Entries ::
....................
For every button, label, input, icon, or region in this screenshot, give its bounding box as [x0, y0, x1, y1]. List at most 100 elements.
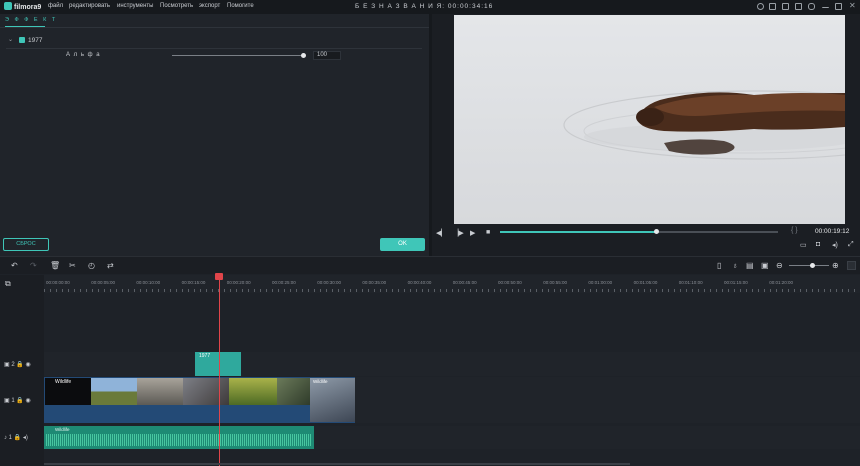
- effect-name: 1977: [28, 37, 43, 44]
- clip-thumbnail: [137, 378, 183, 405]
- ruler-label: 00:01:15:00: [724, 280, 748, 285]
- divider: [6, 48, 422, 49]
- zoom-slider-handle[interactable]: [810, 263, 815, 268]
- audio-clip-label: Wildlife: [55, 427, 70, 432]
- mic-icon[interactable]: [808, 3, 815, 10]
- project-duration: 00:00:34:16: [447, 3, 494, 10]
- video-clip-label-2: Wildlife: [313, 379, 328, 384]
- lock-icon[interactable]: 🔒: [16, 362, 23, 368]
- ruler-label: 00:00:40:00: [407, 280, 432, 285]
- effect-panel: [0, 14, 429, 256]
- step-back-icon[interactable]: ◀▏: [436, 229, 447, 237]
- ruler-label: 00:00:20:00: [226, 280, 251, 285]
- chevron-down-icon[interactable]: ⌄: [8, 36, 13, 43]
- speaker-icon[interactable]: ◂): [23, 435, 28, 441]
- menu-export[interactable]: экспорт: [199, 3, 220, 9]
- display-icon[interactable]: ▭: [800, 241, 807, 249]
- filmora-logo-icon: [4, 2, 12, 10]
- ruler-label: 00:00:45:00: [452, 280, 477, 285]
- zoom-out-icon[interactable]: ⊖: [776, 261, 783, 270]
- clip-thumbnail: [229, 378, 277, 405]
- account-icon[interactable]: [757, 3, 764, 10]
- volume-icon[interactable]: ◂): [832, 241, 838, 249]
- step-forward-icon[interactable]: ▕▶: [453, 229, 464, 237]
- ruler-label: 00:00:05:00: [91, 280, 115, 285]
- track-label: 1: [8, 435, 13, 441]
- minimize-icon[interactable]: [822, 3, 829, 8]
- eye-icon[interactable]: ◉: [26, 362, 31, 368]
- zoom-in-icon[interactable]: ⊕: [832, 261, 839, 270]
- delete-icon[interactable]: 🗑: [50, 261, 60, 270]
- app-logo: filmora9: [4, 2, 41, 11]
- add-track-icon[interactable]: ⧉: [5, 279, 11, 289]
- clip-thumbnail: [91, 378, 137, 405]
- marker-icon[interactable]: ▯: [717, 261, 721, 270]
- record-voice-icon[interactable]: ♁: [732, 261, 738, 270]
- stop-icon[interactable]: ■: [486, 229, 490, 236]
- ruler-label: 00:01:20:00: [769, 280, 793, 285]
- ruler-label: 00:00:25:00: [272, 280, 296, 285]
- preview-time: 00:00:19:12: [815, 228, 850, 235]
- speed-icon[interactable]: ◴: [88, 261, 95, 270]
- zoom-slider[interactable]: [789, 265, 829, 266]
- ruler-label: 00:01:00:00: [588, 280, 613, 285]
- save-icon[interactable]: [782, 3, 789, 10]
- cart-icon[interactable]: [769, 3, 776, 10]
- track-header-1: ▣ 1 🔒 ◉: [4, 398, 31, 404]
- close-icon[interactable]: ✕: [849, 1, 856, 10]
- project-title: Б Е З Н А З В А Н И Я: 00:00:34:16: [355, 3, 493, 10]
- tab-effect[interactable]: Э Ф Ф Е К Т: [5, 17, 57, 23]
- menu-help[interactable]: Помогите: [227, 3, 254, 9]
- ok-button[interactable]: OK: [380, 238, 425, 251]
- effect-clip-label: 1977: [199, 353, 211, 359]
- menu-view[interactable]: Посмотреть: [160, 3, 193, 9]
- track-label: 1: [11, 398, 15, 404]
- ruler-ticks: [44, 289, 860, 292]
- effect-checkbox[interactable]: [19, 37, 25, 43]
- divider: [0, 27, 429, 28]
- maximize-icon[interactable]: [835, 3, 842, 10]
- lock-icon[interactable]: 🔒: [14, 435, 21, 441]
- alpha-value-input[interactable]: 100: [313, 51, 341, 60]
- video-clip-label: Wildlife: [55, 379, 72, 385]
- menu-edit[interactable]: редактировать: [69, 3, 110, 9]
- playhead[interactable]: [219, 276, 220, 466]
- menu-tools[interactable]: инструменты: [117, 3, 153, 9]
- render-icon[interactable]: ▣: [761, 261, 769, 270]
- fullscreen-icon[interactable]: ⤢: [848, 241, 854, 249]
- ruler-label: 00:00:30:00: [317, 280, 341, 285]
- timeline-scrollbar[interactable]: [44, 463, 630, 465]
- clip-thumbnail: [277, 378, 310, 405]
- timeline-settings-icon[interactable]: [847, 261, 856, 270]
- audio-mixer-icon[interactable]: ▤: [746, 261, 754, 270]
- audio-waveform: [46, 434, 312, 446]
- clip-thumbnail: [183, 378, 229, 405]
- clip-thumbnail: [310, 378, 355, 422]
- undo-icon[interactable]: ↶: [11, 261, 18, 270]
- snapshot-icon[interactable]: ◘: [816, 241, 820, 248]
- cut-icon[interactable]: ✂: [69, 261, 76, 270]
- reset-button[interactable]: СБРОС: [3, 238, 49, 251]
- mark-in-out[interactable]: { }: [791, 227, 798, 234]
- eye-icon[interactable]: ◉: [26, 398, 31, 404]
- alpha-slider-handle[interactable]: [301, 53, 306, 58]
- ruler-label: 00:00:15:00: [181, 280, 206, 285]
- mail-icon[interactable]: [795, 3, 802, 10]
- track-label: 2: [11, 362, 15, 368]
- menu-file[interactable]: файл: [48, 3, 63, 9]
- track-header-audio: ♪ 1 🔒 ◂): [4, 435, 28, 441]
- adjust-icon[interactable]: ⇄: [107, 261, 114, 270]
- playback-progress-fill: [500, 231, 658, 233]
- lock-icon[interactable]: 🔒: [16, 398, 23, 404]
- redo-icon[interactable]: ↷: [30, 261, 37, 270]
- ruler-label: 00:00:10:00: [136, 280, 161, 285]
- app-name: filmora9: [14, 4, 42, 11]
- ruler-label: 00:00:55:00: [543, 280, 567, 285]
- ruler-label: 00:00:35:00: [362, 280, 387, 285]
- alpha-slider[interactable]: [172, 55, 304, 56]
- playhead-handle[interactable]: [215, 273, 223, 280]
- beaver-image: [563, 90, 845, 160]
- play-icon[interactable]: ▶: [470, 229, 475, 237]
- ruler-label: 00:00:00:00: [46, 280, 70, 285]
- timeline-toolbar: [0, 256, 860, 274]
....................
Exercise task :: Collect every line from the records above that contains the string "lock", matching case exactly.

Exercise result ::
- lock-icon[interactable]: 🔒: [16, 362, 23, 368]
- lock-icon[interactable]: 🔒: [14, 435, 21, 441]
- lock-icon[interactable]: 🔒: [16, 398, 23, 404]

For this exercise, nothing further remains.